Stored data entries
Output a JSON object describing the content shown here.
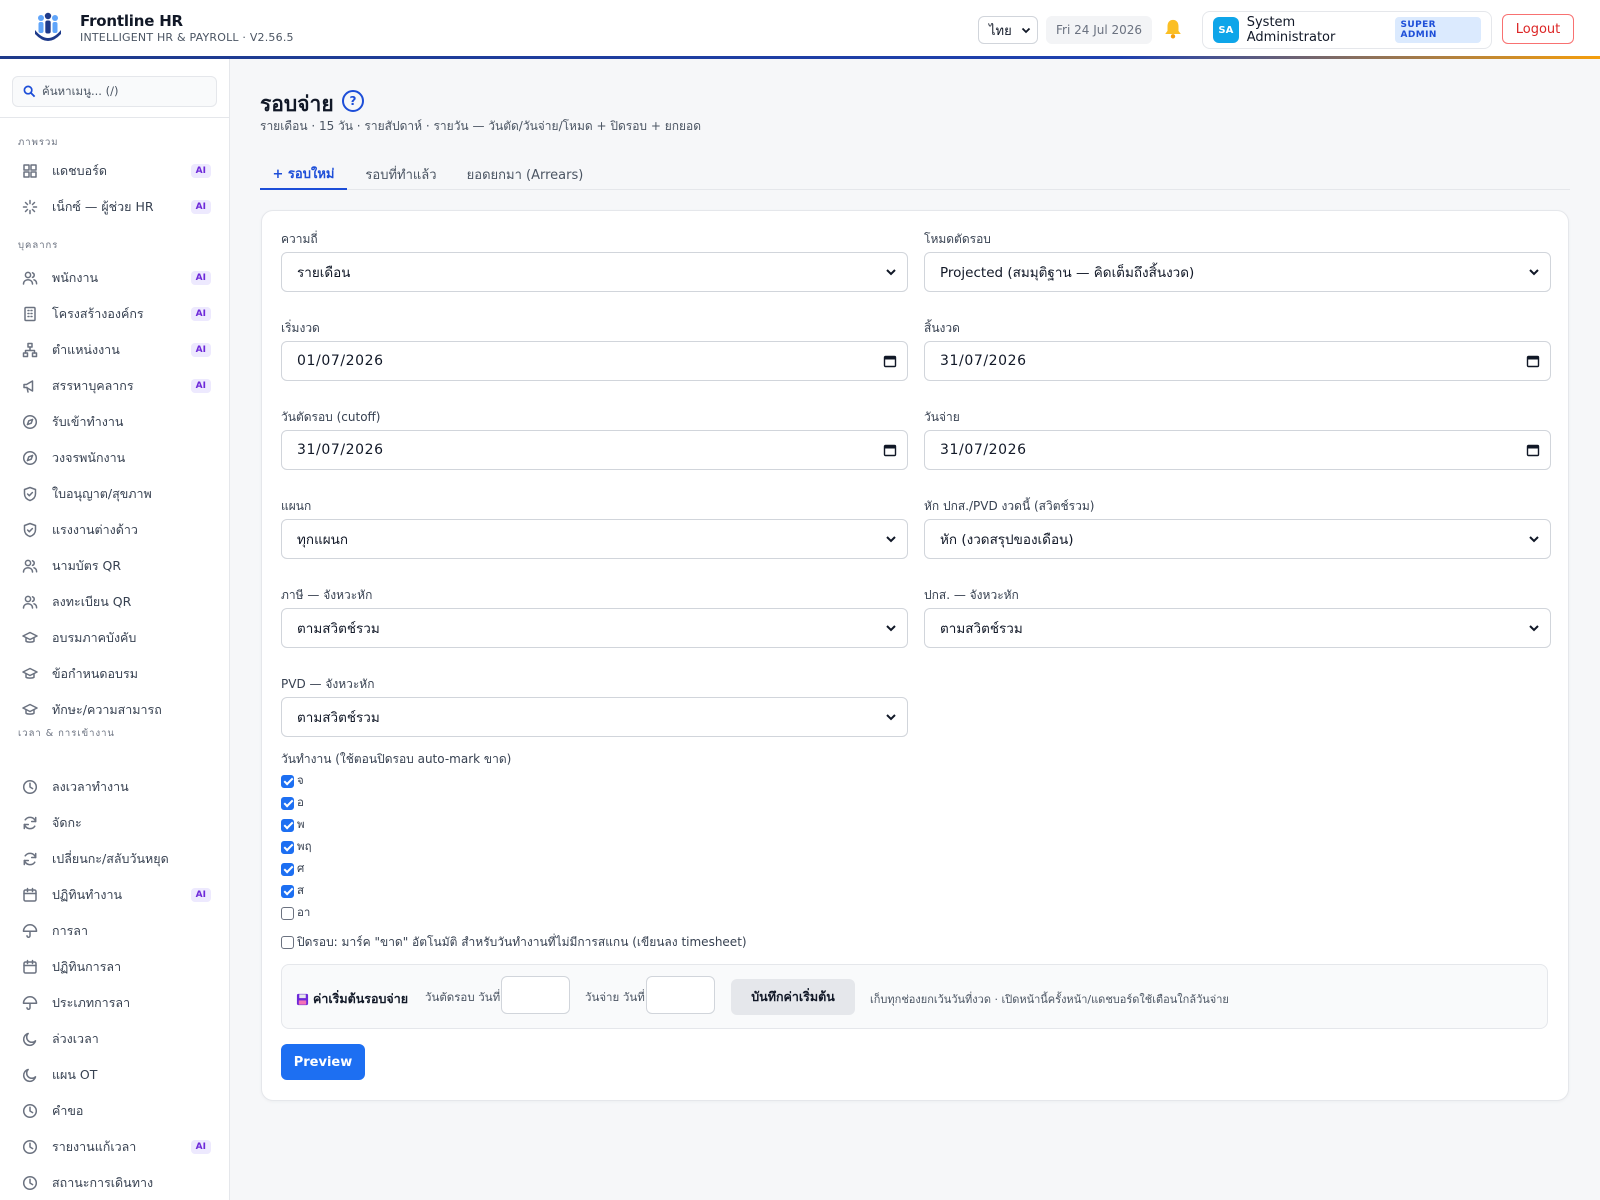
{
  "header": {
    "brand_name": "Frontline HR",
    "brand_sub": "INTELLIGENT HR & PAYROLL · V2.56.5",
    "language": "ไทย",
    "date": "Fri 24 Jul 2026",
    "user_initials": "SA",
    "user_name": "System Administrator",
    "user_role": "SUPER ADMIN",
    "logout_label": "Logout",
    "accent_color": "#1e40af"
  },
  "sidebar": {
    "search_placeholder": "ค้นหาเมนู... (/)",
    "sections": [
      {
        "title": "ภาพรวม"
      },
      {
        "title": "บุคลากร"
      },
      {
        "title": "เวลา & การเข้างาน"
      }
    ],
    "items": [
      {
        "label": "แดชบอร์ด",
        "icon": "grid-icon",
        "ai": "AI"
      },
      {
        "label": "เน็กซ์ — ผู้ช่วย HR",
        "icon": "sparkle-icon",
        "ai": "AI"
      },
      {
        "label": "พนักงาน",
        "icon": "users-icon",
        "ai": "AI"
      },
      {
        "label": "โครงสร้างองค์กร",
        "icon": "building-icon",
        "ai": "AI"
      },
      {
        "label": "ตำแหน่งงาน",
        "icon": "org-chart-icon",
        "ai": "AI"
      },
      {
        "label": "สรรหาบุคลากร",
        "icon": "megaphone-icon",
        "ai": "AI"
      },
      {
        "label": "รับเข้าทำงาน",
        "icon": "compass-icon",
        "ai": ""
      },
      {
        "label": "วงจรพนักงาน",
        "icon": "compass-icon",
        "ai": ""
      },
      {
        "label": "ใบอนุญาต/สุขภาพ",
        "icon": "shield-icon",
        "ai": ""
      },
      {
        "label": "แรงงานต่างด้าว",
        "icon": "shield-icon",
        "ai": ""
      },
      {
        "label": "นามบัตร QR",
        "icon": "users-icon",
        "ai": ""
      },
      {
        "label": "ลงทะเบียน QR",
        "icon": "users-icon",
        "ai": ""
      },
      {
        "label": "อบรมภาคบังคับ",
        "icon": "graduation-cap-icon",
        "ai": ""
      },
      {
        "label": "ข้อกำหนดอบรม",
        "icon": "graduation-cap-icon",
        "ai": ""
      },
      {
        "label": "ทักษะ/ความสามารถ",
        "icon": "graduation-cap-icon",
        "ai": ""
      },
      {
        "label": "ลงเวลาทำงาน",
        "icon": "clock-icon",
        "ai": ""
      },
      {
        "label": "จัดกะ",
        "icon": "refresh-icon",
        "ai": ""
      },
      {
        "label": "เปลี่ยนกะ/สลับวันหยุด",
        "icon": "refresh-icon",
        "ai": ""
      },
      {
        "label": "ปฏิทินทำงาน",
        "icon": "calendar-icon",
        "ai": "AI"
      },
      {
        "label": "การลา",
        "icon": "umbrella-icon",
        "ai": ""
      },
      {
        "label": "ปฏิทินการลา",
        "icon": "calendar-icon",
        "ai": ""
      },
      {
        "label": "ประเภทการลา",
        "icon": "umbrella-icon",
        "ai": ""
      },
      {
        "label": "ล่วงเวลา",
        "icon": "moon-icon",
        "ai": ""
      },
      {
        "label": "แผน OT",
        "icon": "moon-icon",
        "ai": ""
      },
      {
        "label": "คำขอ",
        "icon": "clock-icon",
        "ai": ""
      },
      {
        "label": "รายงานแก้เวลา",
        "icon": "clock-icon",
        "ai": "AI"
      },
      {
        "label": "สถานะการเดินทาง",
        "icon": "clock-icon",
        "ai": ""
      }
    ]
  },
  "main": {
    "title": "รอบจ่าย",
    "help": "?",
    "subtitle": "รายเดือน · 15 วัน · รายสัปดาห์ · รายวัน — วันตัด/วันจ่าย/โหมด + ปิดรอบ + ยกยอด",
    "tabs": [
      "+ รอบใหม่",
      "รอบที่ทำแล้ว",
      "ยอดยกมา (Arrears)"
    ],
    "form": {
      "frequency_label": "ความถี่",
      "frequency_value": "รายเดือน",
      "cut_mode_label": "โหมดตัดรอบ",
      "cut_mode_value": "Projected (สมมุติฐาน — คิดเต็มถึงสิ้นงวด)",
      "period_start_label": "เริ่มงวด",
      "period_start_value": "01/07/2026",
      "period_end_label": "สิ้นงวด",
      "period_end_value": "31/07/2026",
      "cutoff_label": "วันตัดรอบ (cutoff)",
      "cutoff_value": "31/07/2026",
      "pay_date_label": "วันจ่าย",
      "pay_date_value": "31/07/2026",
      "department_label": "แผนก",
      "department_value": "ทุกแผนก",
      "sso_pvd_label": "หัก ปกส./PVD งวดนี้ (สวิตช์รวม)",
      "sso_pvd_value": "หัก (งวดสรุปของเดือน)",
      "tax_label": "ภาษี — จังหวะหัก",
      "tax_value": "ตามสวิตช์รวม",
      "sso_label": "ปกส. — จังหวะหัก",
      "sso_value": "ตามสวิตช์รวม",
      "pvd_label": "PVD — จังหวะหัก",
      "pvd_value": "ตามสวิตช์รวม",
      "workdays_label": "วันทำงาน (ใช้ตอนปิดรอบ auto-mark ขาด)",
      "workdays": [
        {
          "label": "จ",
          "checked": true
        },
        {
          "label": "อ",
          "checked": true
        },
        {
          "label": "พ",
          "checked": true
        },
        {
          "label": "พฤ",
          "checked": true
        },
        {
          "label": "ศ",
          "checked": true
        },
        {
          "label": "ส",
          "checked": true
        },
        {
          "label": "อา",
          "checked": false
        }
      ],
      "automark_label": "ปิดรอบ: มาร์ค \"ขาด\" อัตโนมัติ สำหรับวันทำงานที่ไม่มีการสแกน (เขียนลง timesheet)",
      "automark_checked": false
    },
    "defaults": {
      "title": "ค่าเริ่มต้นรอบจ่าย",
      "cutoff_day_label": "วันตัดรอบ วันที่",
      "cutoff_day_value": "",
      "pay_day_label": "วันจ่าย วันที่",
      "pay_day_value": "",
      "save_label": "บันทึกค่าเริ่มต้น",
      "note": "เก็บทุกช่องยกเว้นวันที่งวด · เปิดหน้านี้ครั้งหน้า/แดชบอร์ดใช้เตือนใกล้วันจ่าย"
    },
    "preview_label": "Preview",
    "primary_color": "#1d6ff2"
  }
}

Short exercise » Set the pictures aside and transcribe the data above exactly.

Problem solution »
Output a JSON object describing the content shown here.
{
  "header": {
    "brand_name": "Frontline HR",
    "brand_sub": "INTELLIGENT HR & PAYROLL · V2.56.5",
    "language": "ไทย",
    "date": "Fri 24 Jul 2026",
    "user_initials": "SA",
    "user_name": "System Administrator",
    "user_role": "SUPER ADMIN",
    "logout_label": "Logout",
    "accent_color": "#1e40af"
  },
  "sidebar": {
    "search_placeholder": "ค้นหาเมนู... (/)",
    "sections": [
      {
        "title": "ภาพรวม"
      },
      {
        "title": "บุคลากร"
      },
      {
        "title": "เวลา & การเข้างาน"
      }
    ],
    "items": [
      {
        "label": "แดชบอร์ด",
        "icon": "grid-icon",
        "ai": "AI"
      },
      {
        "label": "เน็กซ์ — ผู้ช่วย HR",
        "icon": "sparkle-icon",
        "ai": "AI"
      },
      {
        "label": "พนักงาน",
        "icon": "users-icon",
        "ai": "AI"
      },
      {
        "label": "โครงสร้างองค์กร",
        "icon": "building-icon",
        "ai": "AI"
      },
      {
        "label": "ตำแหน่งงาน",
        "icon": "org-chart-icon",
        "ai": "AI"
      },
      {
        "label": "สรรหาบุคลากร",
        "icon": "megaphone-icon",
        "ai": "AI"
      },
      {
        "label": "รับเข้าทำงาน",
        "icon": "compass-icon",
        "ai": ""
      },
      {
        "label": "วงจรพนักงาน",
        "icon": "compass-icon",
        "ai": ""
      },
      {
        "label": "ใบอนุญาต/สุขภาพ",
        "icon": "shield-icon",
        "ai": ""
      },
      {
        "label": "แรงงานต่างด้าว",
        "icon": "shield-icon",
        "ai": ""
      },
      {
        "label": "นามบัตร QR",
        "icon": "users-icon",
        "ai": ""
      },
      {
        "label": "ลงทะเบียน QR",
        "icon": "users-icon",
        "ai": ""
      },
      {
        "label": "อบรมภาคบังคับ",
        "icon": "graduation-cap-icon",
        "ai": ""
      },
      {
        "label": "ข้อกำหนดอบรม",
        "icon": "graduation-cap-icon",
        "ai": ""
      },
      {
        "label": "ทักษะ/ความสามารถ",
        "icon": "graduation-cap-icon",
        "ai": ""
      },
      {
        "label": "ลงเวลาทำงาน",
        "icon": "clock-icon",
        "ai": ""
      },
      {
        "label": "จัดกะ",
        "icon": "refresh-icon",
        "ai": ""
      },
      {
        "label": "เปลี่ยนกะ/สลับวันหยุด",
        "icon": "refresh-icon",
        "ai": ""
      },
      {
        "label": "ปฏิทินทำงาน",
        "icon": "calendar-icon",
        "ai": "AI"
      },
      {
        "label": "การลา",
        "icon": "umbrella-icon",
        "ai": ""
      },
      {
        "label": "ปฏิทินการลา",
        "icon": "calendar-icon",
        "ai": ""
      },
      {
        "label": "ประเภทการลา",
        "icon": "umbrella-icon",
        "ai": ""
      },
      {
        "label": "ล่วงเวลา",
        "icon": "moon-icon",
        "ai": ""
      },
      {
        "label": "แผน OT",
        "icon": "moon-icon",
        "ai": ""
      },
      {
        "label": "คำขอ",
        "icon": "clock-icon",
        "ai": ""
      },
      {
        "label": "รายงานแก้เวลา",
        "icon": "clock-icon",
        "ai": "AI"
      },
      {
        "label": "สถานะการเดินทาง",
        "icon": "clock-icon",
        "ai": ""
      }
    ]
  },
  "main": {
    "title": "รอบจ่าย",
    "help": "?",
    "subtitle": "รายเดือน · 15 วัน · รายสัปดาห์ · รายวัน — วันตัด/วันจ่าย/โหมด + ปิดรอบ + ยกยอด",
    "tabs": [
      "+ รอบใหม่",
      "รอบที่ทำแล้ว",
      "ยอดยกมา (Arrears)"
    ],
    "form": {
      "frequency_label": "ความถี่",
      "frequency_value": "รายเดือน",
      "cut_mode_label": "โหมดตัดรอบ",
      "cut_mode_value": "Projected (สมมุติฐาน — คิดเต็มถึงสิ้นงวด)",
      "period_start_label": "เริ่มงวด",
      "period_start_value": "01/07/2026",
      "period_end_label": "สิ้นงวด",
      "period_end_value": "31/07/2026",
      "cutoff_label": "วันตัดรอบ (cutoff)",
      "cutoff_value": "31/07/2026",
      "pay_date_label": "วันจ่าย",
      "pay_date_value": "31/07/2026",
      "department_label": "แผนก",
      "department_value": "ทุกแผนก",
      "sso_pvd_label": "หัก ปกส./PVD งวดนี้ (สวิตช์รวม)",
      "sso_pvd_value": "หัก (งวดสรุปของเดือน)",
      "tax_label": "ภาษี — จังหวะหัก",
      "tax_value": "ตามสวิตช์รวม",
      "sso_label": "ปกส. — จังหวะหัก",
      "sso_value": "ตามสวิตช์รวม",
      "pvd_label": "PVD — จังหวะหัก",
      "pvd_value": "ตามสวิตช์รวม",
      "workdays_label": "วันทำงาน (ใช้ตอนปิดรอบ auto-mark ขาด)",
      "workdays": [
        {
          "label": "จ",
          "checked": true
        },
        {
          "label": "อ",
          "checked": true
        },
        {
          "label": "พ",
          "checked": true
        },
        {
          "label": "พฤ",
          "checked": true
        },
        {
          "label": "ศ",
          "checked": true
        },
        {
          "label": "ส",
          "checked": true
        },
        {
          "label": "อา",
          "checked": false
        }
      ],
      "automark_label": "ปิดรอบ: มาร์ค \"ขาด\" อัตโนมัติ สำหรับวันทำงานที่ไม่มีการสแกน (เขียนลง timesheet)",
      "automark_checked": false
    },
    "defaults": {
      "title": "ค่าเริ่มต้นรอบจ่าย",
      "cutoff_day_label": "วันตัดรอบ วันที่",
      "cutoff_day_value": "",
      "pay_day_label": "วันจ่าย วันที่",
      "pay_day_value": "",
      "save_label": "บันทึกค่าเริ่มต้น",
      "note": "เก็บทุกช่องยกเว้นวันที่งวด · เปิดหน้านี้ครั้งหน้า/แดชบอร์ดใช้เตือนใกล้วันจ่าย"
    },
    "preview_label": "Preview",
    "primary_color": "#1d6ff2"
  }
}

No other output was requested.